Records for the task:
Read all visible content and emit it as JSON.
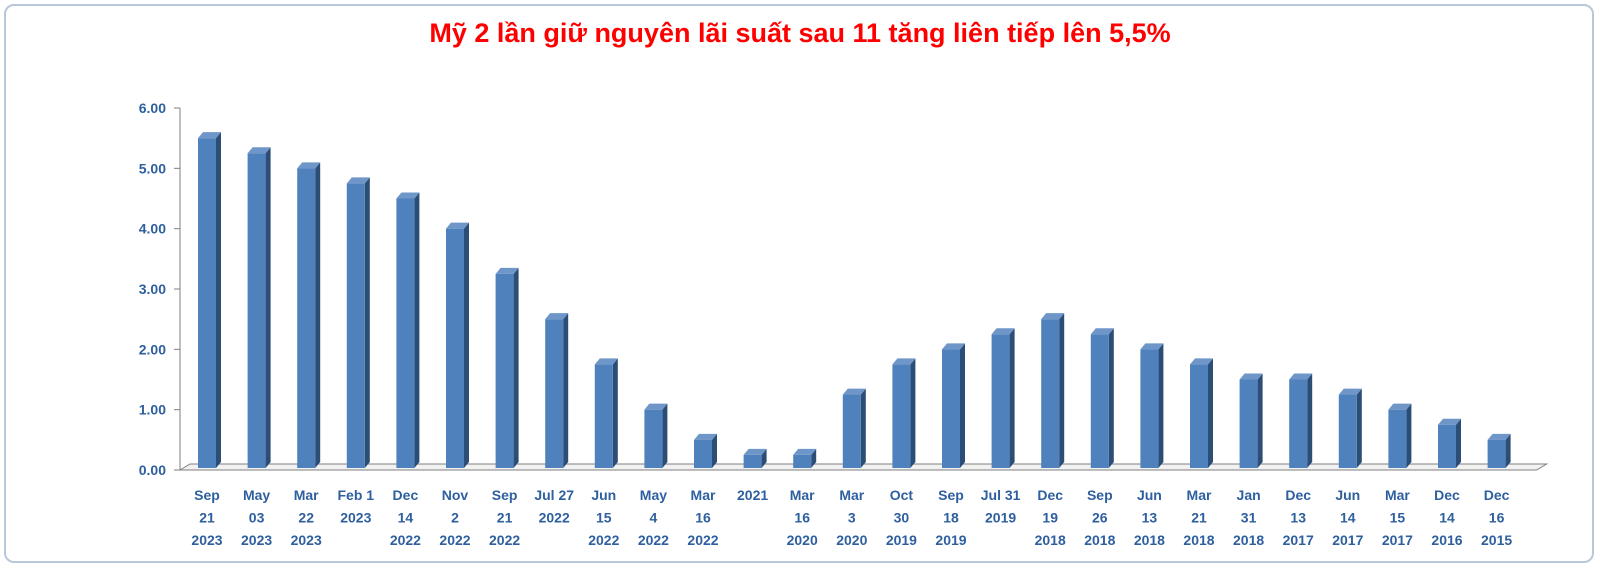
{
  "colors": {
    "title": "#ff0000",
    "bar_front": "#4f81bd",
    "bar_side": "#2c4d75",
    "bar_top": "#6f96c8",
    "axis_text": "#2e5f9f",
    "axis_line": "#7f7f7f"
  },
  "chart_data": {
    "type": "bar",
    "title": "Mỹ 2 lần giữ nguyên lãi suất sau 11 tăng liên tiếp lên 5,5%",
    "xlabel": "",
    "ylabel": "",
    "ylim": [
      0,
      6
    ],
    "yticks": [
      "0.00",
      "1.00",
      "2.00",
      "3.00",
      "4.00",
      "5.00",
      "6.00"
    ],
    "grid": false,
    "categories": [
      [
        "Sep",
        "21",
        "2023"
      ],
      [
        "May",
        "03",
        "2023"
      ],
      [
        "Mar",
        "22",
        "2023"
      ],
      [
        "Feb 1",
        "2023"
      ],
      [
        "Dec",
        "14",
        "2022"
      ],
      [
        "Nov",
        "2",
        "2022"
      ],
      [
        "Sep",
        "21",
        "2022"
      ],
      [
        "Jul 27",
        "2022"
      ],
      [
        "Jun",
        "15",
        "2022"
      ],
      [
        "May",
        "4",
        "2022"
      ],
      [
        "Mar",
        "16",
        "2022"
      ],
      [
        "2021"
      ],
      [
        "Mar",
        "16",
        "2020"
      ],
      [
        "Mar",
        "3",
        "2020"
      ],
      [
        "Oct",
        "30",
        "2019"
      ],
      [
        "Sep",
        "18",
        "2019"
      ],
      [
        "Jul 31",
        "2019"
      ],
      [
        "Dec",
        "19",
        "2018"
      ],
      [
        "Sep",
        "26",
        "2018"
      ],
      [
        "Jun",
        "13",
        "2018"
      ],
      [
        "Mar",
        "21",
        "2018"
      ],
      [
        "Jan",
        "31",
        "2018"
      ],
      [
        "Dec",
        "13",
        "2017"
      ],
      [
        "Jun",
        "14",
        "2017"
      ],
      [
        "Mar",
        "15",
        "2017"
      ],
      [
        "Dec",
        "14",
        "2016"
      ],
      [
        "Dec",
        "16",
        "2015"
      ]
    ],
    "values": [
      5.5,
      5.25,
      5.0,
      4.75,
      4.5,
      4.0,
      3.25,
      2.5,
      1.75,
      1.0,
      0.5,
      0.25,
      0.25,
      1.25,
      1.75,
      2.0,
      2.25,
      2.5,
      2.25,
      2.0,
      1.75,
      1.5,
      1.5,
      1.25,
      1.0,
      0.75,
      0.5
    ]
  }
}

Given instruction:
Return the entries unchanged, save for the pictures, which do not belong in the copy.

Reply to the task:
Read all visible content and emit it as JSON.
{
  "colors": {
    "title": "#ff0000",
    "bar_front": "#4f81bd",
    "bar_side": "#2c4d75",
    "bar_top": "#6f96c8",
    "axis_text": "#2e5f9f",
    "axis_line": "#7f7f7f"
  },
  "chart_data": {
    "type": "bar",
    "title": "Mỹ 2 lần giữ nguyên lãi suất sau 11 tăng liên tiếp lên 5,5%",
    "xlabel": "",
    "ylabel": "",
    "ylim": [
      0,
      6
    ],
    "yticks": [
      "0.00",
      "1.00",
      "2.00",
      "3.00",
      "4.00",
      "5.00",
      "6.00"
    ],
    "grid": false,
    "categories": [
      [
        "Sep",
        "21",
        "2023"
      ],
      [
        "May",
        "03",
        "2023"
      ],
      [
        "Mar",
        "22",
        "2023"
      ],
      [
        "Feb 1",
        "2023"
      ],
      [
        "Dec",
        "14",
        "2022"
      ],
      [
        "Nov",
        "2",
        "2022"
      ],
      [
        "Sep",
        "21",
        "2022"
      ],
      [
        "Jul 27",
        "2022"
      ],
      [
        "Jun",
        "15",
        "2022"
      ],
      [
        "May",
        "4",
        "2022"
      ],
      [
        "Mar",
        "16",
        "2022"
      ],
      [
        "2021"
      ],
      [
        "Mar",
        "16",
        "2020"
      ],
      [
        "Mar",
        "3",
        "2020"
      ],
      [
        "Oct",
        "30",
        "2019"
      ],
      [
        "Sep",
        "18",
        "2019"
      ],
      [
        "Jul 31",
        "2019"
      ],
      [
        "Dec",
        "19",
        "2018"
      ],
      [
        "Sep",
        "26",
        "2018"
      ],
      [
        "Jun",
        "13",
        "2018"
      ],
      [
        "Mar",
        "21",
        "2018"
      ],
      [
        "Jan",
        "31",
        "2018"
      ],
      [
        "Dec",
        "13",
        "2017"
      ],
      [
        "Jun",
        "14",
        "2017"
      ],
      [
        "Mar",
        "15",
        "2017"
      ],
      [
        "Dec",
        "14",
        "2016"
      ],
      [
        "Dec",
        "16",
        "2015"
      ]
    ],
    "values": [
      5.5,
      5.25,
      5.0,
      4.75,
      4.5,
      4.0,
      3.25,
      2.5,
      1.75,
      1.0,
      0.5,
      0.25,
      0.25,
      1.25,
      1.75,
      2.0,
      2.25,
      2.5,
      2.25,
      2.0,
      1.75,
      1.5,
      1.5,
      1.25,
      1.0,
      0.75,
      0.5
    ]
  }
}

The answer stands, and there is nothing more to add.